• GIVEN DATA:
** start **

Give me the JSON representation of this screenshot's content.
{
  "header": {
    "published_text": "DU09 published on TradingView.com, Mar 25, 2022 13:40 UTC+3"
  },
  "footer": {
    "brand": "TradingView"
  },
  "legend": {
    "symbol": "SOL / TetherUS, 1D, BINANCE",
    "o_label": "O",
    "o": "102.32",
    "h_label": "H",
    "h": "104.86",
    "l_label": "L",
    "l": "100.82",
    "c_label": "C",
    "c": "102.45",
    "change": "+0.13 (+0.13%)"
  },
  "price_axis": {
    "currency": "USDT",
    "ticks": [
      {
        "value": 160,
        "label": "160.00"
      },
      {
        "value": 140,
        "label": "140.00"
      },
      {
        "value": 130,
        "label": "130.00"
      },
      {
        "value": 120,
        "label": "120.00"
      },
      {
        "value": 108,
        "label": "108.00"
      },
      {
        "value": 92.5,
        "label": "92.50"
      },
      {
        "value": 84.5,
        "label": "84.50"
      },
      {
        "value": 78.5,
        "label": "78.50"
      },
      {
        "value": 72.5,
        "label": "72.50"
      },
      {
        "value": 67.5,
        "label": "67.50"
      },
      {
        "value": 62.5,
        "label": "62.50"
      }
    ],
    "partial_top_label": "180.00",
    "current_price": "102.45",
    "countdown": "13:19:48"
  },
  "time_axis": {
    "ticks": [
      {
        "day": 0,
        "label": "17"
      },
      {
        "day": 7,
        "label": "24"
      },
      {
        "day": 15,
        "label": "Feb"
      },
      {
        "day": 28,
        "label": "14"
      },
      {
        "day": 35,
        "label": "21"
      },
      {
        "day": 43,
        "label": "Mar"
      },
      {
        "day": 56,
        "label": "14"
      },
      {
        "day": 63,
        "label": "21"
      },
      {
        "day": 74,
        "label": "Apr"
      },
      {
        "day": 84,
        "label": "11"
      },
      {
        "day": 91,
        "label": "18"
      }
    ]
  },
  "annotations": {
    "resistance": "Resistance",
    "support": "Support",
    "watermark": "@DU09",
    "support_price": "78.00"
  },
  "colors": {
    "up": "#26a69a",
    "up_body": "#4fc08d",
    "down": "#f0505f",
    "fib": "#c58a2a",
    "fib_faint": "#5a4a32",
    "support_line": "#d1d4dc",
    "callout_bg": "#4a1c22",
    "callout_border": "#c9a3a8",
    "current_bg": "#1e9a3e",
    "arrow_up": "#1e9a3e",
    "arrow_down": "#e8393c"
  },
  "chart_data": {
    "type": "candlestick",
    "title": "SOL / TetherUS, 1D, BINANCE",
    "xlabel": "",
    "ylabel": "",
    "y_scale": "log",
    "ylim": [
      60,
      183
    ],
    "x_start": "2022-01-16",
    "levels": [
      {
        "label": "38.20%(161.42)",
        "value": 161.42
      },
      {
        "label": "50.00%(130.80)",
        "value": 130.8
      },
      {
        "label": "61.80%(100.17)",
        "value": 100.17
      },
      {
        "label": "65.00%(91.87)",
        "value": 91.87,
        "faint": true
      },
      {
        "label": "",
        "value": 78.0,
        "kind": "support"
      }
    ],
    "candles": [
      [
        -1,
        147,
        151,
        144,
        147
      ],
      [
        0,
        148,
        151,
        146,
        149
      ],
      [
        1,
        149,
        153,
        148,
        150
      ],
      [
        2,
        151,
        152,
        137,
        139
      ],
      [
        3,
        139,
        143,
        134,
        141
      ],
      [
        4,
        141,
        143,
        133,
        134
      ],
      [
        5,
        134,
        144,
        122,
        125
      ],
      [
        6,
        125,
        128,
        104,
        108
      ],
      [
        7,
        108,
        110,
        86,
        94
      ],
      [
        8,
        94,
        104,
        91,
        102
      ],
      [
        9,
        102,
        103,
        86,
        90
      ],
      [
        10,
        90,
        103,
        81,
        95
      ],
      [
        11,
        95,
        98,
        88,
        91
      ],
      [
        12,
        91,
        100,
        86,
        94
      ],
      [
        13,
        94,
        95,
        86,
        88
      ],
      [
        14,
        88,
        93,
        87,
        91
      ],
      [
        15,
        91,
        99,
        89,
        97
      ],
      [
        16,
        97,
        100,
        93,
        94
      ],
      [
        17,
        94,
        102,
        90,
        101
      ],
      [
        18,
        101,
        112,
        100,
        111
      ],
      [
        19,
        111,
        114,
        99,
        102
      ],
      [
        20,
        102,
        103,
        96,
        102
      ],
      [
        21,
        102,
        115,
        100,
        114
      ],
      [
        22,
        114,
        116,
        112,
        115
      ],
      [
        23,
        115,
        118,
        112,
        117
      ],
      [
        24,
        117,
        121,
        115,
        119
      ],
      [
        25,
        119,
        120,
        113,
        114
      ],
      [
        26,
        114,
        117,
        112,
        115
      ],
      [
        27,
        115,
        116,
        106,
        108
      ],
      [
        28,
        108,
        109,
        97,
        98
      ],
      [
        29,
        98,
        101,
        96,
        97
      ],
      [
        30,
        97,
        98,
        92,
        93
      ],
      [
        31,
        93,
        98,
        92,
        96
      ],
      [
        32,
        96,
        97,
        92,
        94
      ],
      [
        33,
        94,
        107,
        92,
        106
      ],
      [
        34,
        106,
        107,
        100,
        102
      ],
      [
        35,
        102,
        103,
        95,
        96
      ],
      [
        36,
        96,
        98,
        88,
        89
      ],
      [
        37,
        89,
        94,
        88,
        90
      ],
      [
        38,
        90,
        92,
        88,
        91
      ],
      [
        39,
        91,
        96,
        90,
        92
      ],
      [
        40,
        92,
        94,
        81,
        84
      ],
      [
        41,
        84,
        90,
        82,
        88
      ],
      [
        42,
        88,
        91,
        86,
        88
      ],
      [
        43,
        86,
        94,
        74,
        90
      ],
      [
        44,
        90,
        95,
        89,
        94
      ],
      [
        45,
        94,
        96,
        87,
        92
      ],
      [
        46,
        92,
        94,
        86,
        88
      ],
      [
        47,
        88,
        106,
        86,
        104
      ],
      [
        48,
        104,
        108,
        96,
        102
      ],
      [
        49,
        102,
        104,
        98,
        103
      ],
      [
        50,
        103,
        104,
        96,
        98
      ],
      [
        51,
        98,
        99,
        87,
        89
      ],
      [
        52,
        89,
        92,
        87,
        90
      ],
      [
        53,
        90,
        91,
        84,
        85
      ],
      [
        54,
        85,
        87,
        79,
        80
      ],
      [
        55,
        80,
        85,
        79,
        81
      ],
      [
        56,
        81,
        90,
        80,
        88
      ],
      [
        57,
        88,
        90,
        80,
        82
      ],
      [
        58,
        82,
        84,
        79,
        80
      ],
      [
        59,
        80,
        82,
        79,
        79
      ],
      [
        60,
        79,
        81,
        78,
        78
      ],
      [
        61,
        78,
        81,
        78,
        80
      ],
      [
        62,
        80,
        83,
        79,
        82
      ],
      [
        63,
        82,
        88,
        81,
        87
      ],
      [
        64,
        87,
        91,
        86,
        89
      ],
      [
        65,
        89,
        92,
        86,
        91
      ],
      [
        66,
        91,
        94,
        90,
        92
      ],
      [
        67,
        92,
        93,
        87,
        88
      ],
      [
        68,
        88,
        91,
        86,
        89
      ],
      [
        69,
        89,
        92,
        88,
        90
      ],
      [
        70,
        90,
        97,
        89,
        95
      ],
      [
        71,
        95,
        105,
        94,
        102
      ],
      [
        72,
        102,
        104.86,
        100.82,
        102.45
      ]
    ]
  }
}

** end **

• TASK: The listing above should be transcribed in full, exactly as written.

• THE COMPLETED TASK:
Give me the JSON representation of this screenshot's content.
{
  "header": {
    "published_text": "DU09 published on TradingView.com, Mar 25, 2022 13:40 UTC+3"
  },
  "footer": {
    "brand": "TradingView"
  },
  "legend": {
    "symbol": "SOL / TetherUS, 1D, BINANCE",
    "o_label": "O",
    "o": "102.32",
    "h_label": "H",
    "h": "104.86",
    "l_label": "L",
    "l": "100.82",
    "c_label": "C",
    "c": "102.45",
    "change": "+0.13 (+0.13%)"
  },
  "price_axis": {
    "currency": "USDT",
    "ticks": [
      {
        "value": 160,
        "label": "160.00"
      },
      {
        "value": 140,
        "label": "140.00"
      },
      {
        "value": 130,
        "label": "130.00"
      },
      {
        "value": 120,
        "label": "120.00"
      },
      {
        "value": 108,
        "label": "108.00"
      },
      {
        "value": 92.5,
        "label": "92.50"
      },
      {
        "value": 84.5,
        "label": "84.50"
      },
      {
        "value": 78.5,
        "label": "78.50"
      },
      {
        "value": 72.5,
        "label": "72.50"
      },
      {
        "value": 67.5,
        "label": "67.50"
      },
      {
        "value": 62.5,
        "label": "62.50"
      }
    ],
    "partial_top_label": "180.00",
    "current_price": "102.45",
    "countdown": "13:19:48"
  },
  "time_axis": {
    "ticks": [
      {
        "day": 0,
        "label": "17"
      },
      {
        "day": 7,
        "label": "24"
      },
      {
        "day": 15,
        "label": "Feb"
      },
      {
        "day": 28,
        "label": "14"
      },
      {
        "day": 35,
        "label": "21"
      },
      {
        "day": 43,
        "label": "Mar"
      },
      {
        "day": 56,
        "label": "14"
      },
      {
        "day": 63,
        "label": "21"
      },
      {
        "day": 74,
        "label": "Apr"
      },
      {
        "day": 84,
        "label": "11"
      },
      {
        "day": 91,
        "label": "18"
      }
    ]
  },
  "annotations": {
    "resistance": "Resistance",
    "support": "Support",
    "watermark": "@DU09",
    "support_price": "78.00"
  },
  "colors": {
    "up": "#26a69a",
    "up_body": "#4fc08d",
    "down": "#f0505f",
    "fib": "#c58a2a",
    "fib_faint": "#5a4a32",
    "support_line": "#d1d4dc",
    "callout_bg": "#4a1c22",
    "callout_border": "#c9a3a8",
    "current_bg": "#1e9a3e",
    "arrow_up": "#1e9a3e",
    "arrow_down": "#e8393c"
  },
  "chart_data": {
    "type": "candlestick",
    "title": "SOL / TetherUS, 1D, BINANCE",
    "xlabel": "",
    "ylabel": "",
    "y_scale": "log",
    "ylim": [
      60,
      183
    ],
    "x_start": "2022-01-16",
    "levels": [
      {
        "label": "38.20%(161.42)",
        "value": 161.42
      },
      {
        "label": "50.00%(130.80)",
        "value": 130.8
      },
      {
        "label": "61.80%(100.17)",
        "value": 100.17
      },
      {
        "label": "65.00%(91.87)",
        "value": 91.87,
        "faint": true
      },
      {
        "label": "",
        "value": 78.0,
        "kind": "support"
      }
    ],
    "candles": [
      [
        -1,
        147,
        151,
        144,
        147
      ],
      [
        0,
        148,
        151,
        146,
        149
      ],
      [
        1,
        149,
        153,
        148,
        150
      ],
      [
        2,
        151,
        152,
        137,
        139
      ],
      [
        3,
        139,
        143,
        134,
        141
      ],
      [
        4,
        141,
        143,
        133,
        134
      ],
      [
        5,
        134,
        144,
        122,
        125
      ],
      [
        6,
        125,
        128,
        104,
        108
      ],
      [
        7,
        108,
        110,
        86,
        94
      ],
      [
        8,
        94,
        104,
        91,
        102
      ],
      [
        9,
        102,
        103,
        86,
        90
      ],
      [
        10,
        90,
        103,
        81,
        95
      ],
      [
        11,
        95,
        98,
        88,
        91
      ],
      [
        12,
        91,
        100,
        86,
        94
      ],
      [
        13,
        94,
        95,
        86,
        88
      ],
      [
        14,
        88,
        93,
        87,
        91
      ],
      [
        15,
        91,
        99,
        89,
        97
      ],
      [
        16,
        97,
        100,
        93,
        94
      ],
      [
        17,
        94,
        102,
        90,
        101
      ],
      [
        18,
        101,
        112,
        100,
        111
      ],
      [
        19,
        111,
        114,
        99,
        102
      ],
      [
        20,
        102,
        103,
        96,
        102
      ],
      [
        21,
        102,
        115,
        100,
        114
      ],
      [
        22,
        114,
        116,
        112,
        115
      ],
      [
        23,
        115,
        118,
        112,
        117
      ],
      [
        24,
        117,
        121,
        115,
        119
      ],
      [
        25,
        119,
        120,
        113,
        114
      ],
      [
        26,
        114,
        117,
        112,
        115
      ],
      [
        27,
        115,
        116,
        106,
        108
      ],
      [
        28,
        108,
        109,
        97,
        98
      ],
      [
        29,
        98,
        101,
        96,
        97
      ],
      [
        30,
        97,
        98,
        92,
        93
      ],
      [
        31,
        93,
        98,
        92,
        96
      ],
      [
        32,
        96,
        97,
        92,
        94
      ],
      [
        33,
        94,
        107,
        92,
        106
      ],
      [
        34,
        106,
        107,
        100,
        102
      ],
      [
        35,
        102,
        103,
        95,
        96
      ],
      [
        36,
        96,
        98,
        88,
        89
      ],
      [
        37,
        89,
        94,
        88,
        90
      ],
      [
        38,
        90,
        92,
        88,
        91
      ],
      [
        39,
        91,
        96,
        90,
        92
      ],
      [
        40,
        92,
        94,
        81,
        84
      ],
      [
        41,
        84,
        90,
        82,
        88
      ],
      [
        42,
        88,
        91,
        86,
        88
      ],
      [
        43,
        86,
        94,
        74,
        90
      ],
      [
        44,
        90,
        95,
        89,
        94
      ],
      [
        45,
        94,
        96,
        87,
        92
      ],
      [
        46,
        92,
        94,
        86,
        88
      ],
      [
        47,
        88,
        106,
        86,
        104
      ],
      [
        48,
        104,
        108,
        96,
        102
      ],
      [
        49,
        102,
        104,
        98,
        103
      ],
      [
        50,
        103,
        104,
        96,
        98
      ],
      [
        51,
        98,
        99,
        87,
        89
      ],
      [
        52,
        89,
        92,
        87,
        90
      ],
      [
        53,
        90,
        91,
        84,
        85
      ],
      [
        54,
        85,
        87,
        79,
        80
      ],
      [
        55,
        80,
        85,
        79,
        81
      ],
      [
        56,
        81,
        90,
        80,
        88
      ],
      [
        57,
        88,
        90,
        80,
        82
      ],
      [
        58,
        82,
        84,
        79,
        80
      ],
      [
        59,
        80,
        82,
        79,
        79
      ],
      [
        60,
        79,
        81,
        78,
        78
      ],
      [
        61,
        78,
        81,
        78,
        80
      ],
      [
        62,
        80,
        83,
        79,
        82
      ],
      [
        63,
        82,
        88,
        81,
        87
      ],
      [
        64,
        87,
        91,
        86,
        89
      ],
      [
        65,
        89,
        92,
        86,
        91
      ],
      [
        66,
        91,
        94,
        90,
        92
      ],
      [
        67,
        92,
        93,
        87,
        88
      ],
      [
        68,
        88,
        91,
        86,
        89
      ],
      [
        69,
        89,
        92,
        88,
        90
      ],
      [
        70,
        90,
        97,
        89,
        95
      ],
      [
        71,
        95,
        105,
        94,
        102
      ],
      [
        72,
        102,
        104.86,
        100.82,
        102.45
      ]
    ]
  }
}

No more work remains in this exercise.